STATED EXERCISE =>
Copy every line of the material below word for word.

RECORDS FOR THIS EXERCISE =>
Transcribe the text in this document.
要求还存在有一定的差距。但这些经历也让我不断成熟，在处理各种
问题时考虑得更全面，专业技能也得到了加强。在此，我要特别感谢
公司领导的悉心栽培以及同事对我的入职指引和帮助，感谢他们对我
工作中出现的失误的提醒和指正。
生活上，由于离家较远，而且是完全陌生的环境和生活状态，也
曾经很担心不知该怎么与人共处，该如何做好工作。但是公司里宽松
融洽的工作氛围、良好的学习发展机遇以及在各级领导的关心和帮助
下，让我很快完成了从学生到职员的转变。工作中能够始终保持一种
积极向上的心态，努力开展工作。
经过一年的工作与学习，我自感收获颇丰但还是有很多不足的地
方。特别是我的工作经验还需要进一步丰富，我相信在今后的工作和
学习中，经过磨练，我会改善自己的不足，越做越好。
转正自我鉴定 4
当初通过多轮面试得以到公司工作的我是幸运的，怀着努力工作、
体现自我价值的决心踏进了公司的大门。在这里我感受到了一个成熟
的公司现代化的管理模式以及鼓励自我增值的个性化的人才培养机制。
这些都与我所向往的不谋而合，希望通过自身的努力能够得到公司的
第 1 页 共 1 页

OUTPUT =>
Transcribe the text in this document.
要求还存在有一定的差距。但这些经历也让我不断成熟，在处理各种
问题时考虑得更全面，专业技能也得到了加强。在此，我要特别感谢
公司领导的悉心栽培以及同事对我的入职指引和帮助，感谢他们对我
工作中出现的失误的提醒和指正。
生活上，由于离家较远，而且是完全陌生的环境和生活状态，也
曾经很担心不知该怎么与人共处，该如何做好工作。但是公司里宽松
融洽的工作氛围、良好的学习发展机遇以及在各级领导的关心和帮助
下，让我很快完成了从学生到职员的转变。工作中能够始终保持一种
积极向上的心态，努力开展工作。
经过一年的工作与学习，我自感收获颇丰但还是有很多不足的地
方。特别是我的工作经验还需要进一步丰富，我相信在今后的工作和
学习中，经过磨练，我会改善自己的不足，越做越好。
转正自我鉴定 4
当初通过多轮面试得以到公司工作的我是幸运的，怀着努力工作、
体现自我价值的决心踏进了公司的大门。在这里我感受到了一个成熟
的公司现代化的管理模式以及鼓励自我增值的个性化的人才培养机制。
这些都与我所向往的不谋而合，希望通过自身的努力能够得到公司的
第 1 页 共 1 页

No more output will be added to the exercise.